Sift the listing for lines that hold the string "contours" and pull them out.

++++++++

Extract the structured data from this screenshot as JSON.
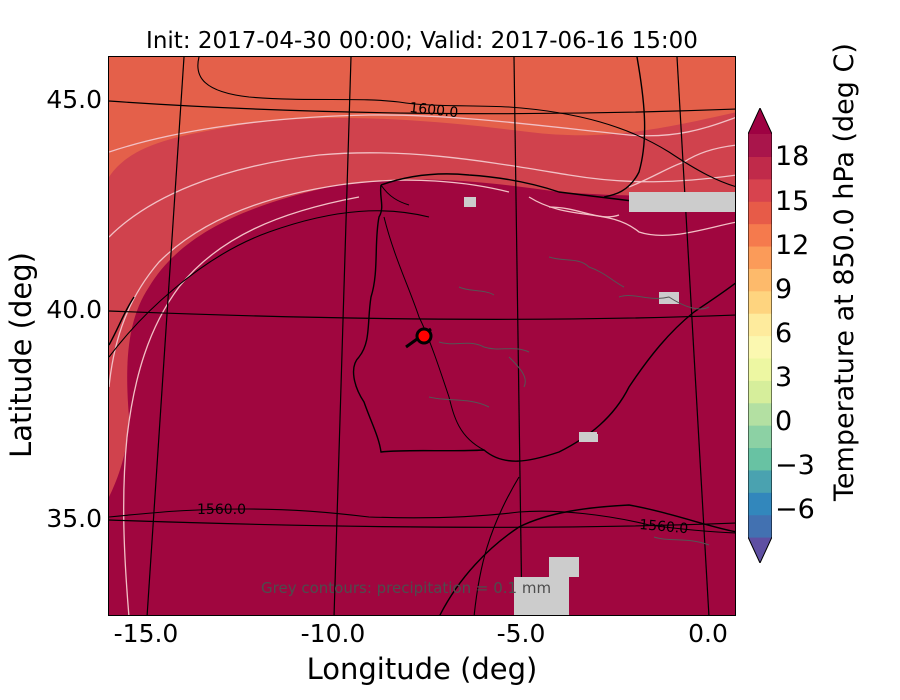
{
  "title": "Init: 2017-04-30 00:00; Valid: 2017-06-16 15:00",
  "axes": {
    "xlabel": "Longitude (deg)",
    "ylabel": "Latitude (deg)",
    "xticks": [
      "-15.0",
      "-10.0",
      "-5.0",
      "0.0"
    ],
    "yticks": [
      "45.0",
      "40.0",
      "35.0"
    ]
  },
  "contours": {
    "geopotential_labels": [
      "1600.0",
      "1560.0",
      "1560.0"
    ],
    "note": "Grey contours: precipitation = 0.1 mm"
  },
  "colorbar": {
    "label": "Temperature at 850.0 hPa (deg C)",
    "ticks": [
      "18",
      "15",
      "12",
      "9",
      "6",
      "3",
      "0",
      "−3",
      "−6"
    ],
    "colors": [
      "#5e4fa2",
      "#4271b1",
      "#3287bc",
      "#4aa2b0",
      "#68c2a3",
      "#8cd1a4",
      "#b3e0a2",
      "#d6ee9b",
      "#edf7a2",
      "#fbf8b0",
      "#feeb9d",
      "#fed47f",
      "#fdba6b",
      "#fb9b59",
      "#f57a4d",
      "#e75b48",
      "#d7434e",
      "#c02a4a",
      "#a9154b",
      "#9e0142"
    ],
    "extend": "both"
  },
  "marker": {
    "longitude": -7.5,
    "latitude": 39.3,
    "color": "#ff0000"
  },
  "map_colors": {
    "dominant": "#a0063f",
    "warm_orange": "#e4604a",
    "mid_red": "#d0424d",
    "light_contour": "#f2c0c5",
    "masked_grey": "#cccccc"
  }
}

++++++++

### Written answer
  "contours": {
    "note": "Grey contours: precipitation = 0.1 mm"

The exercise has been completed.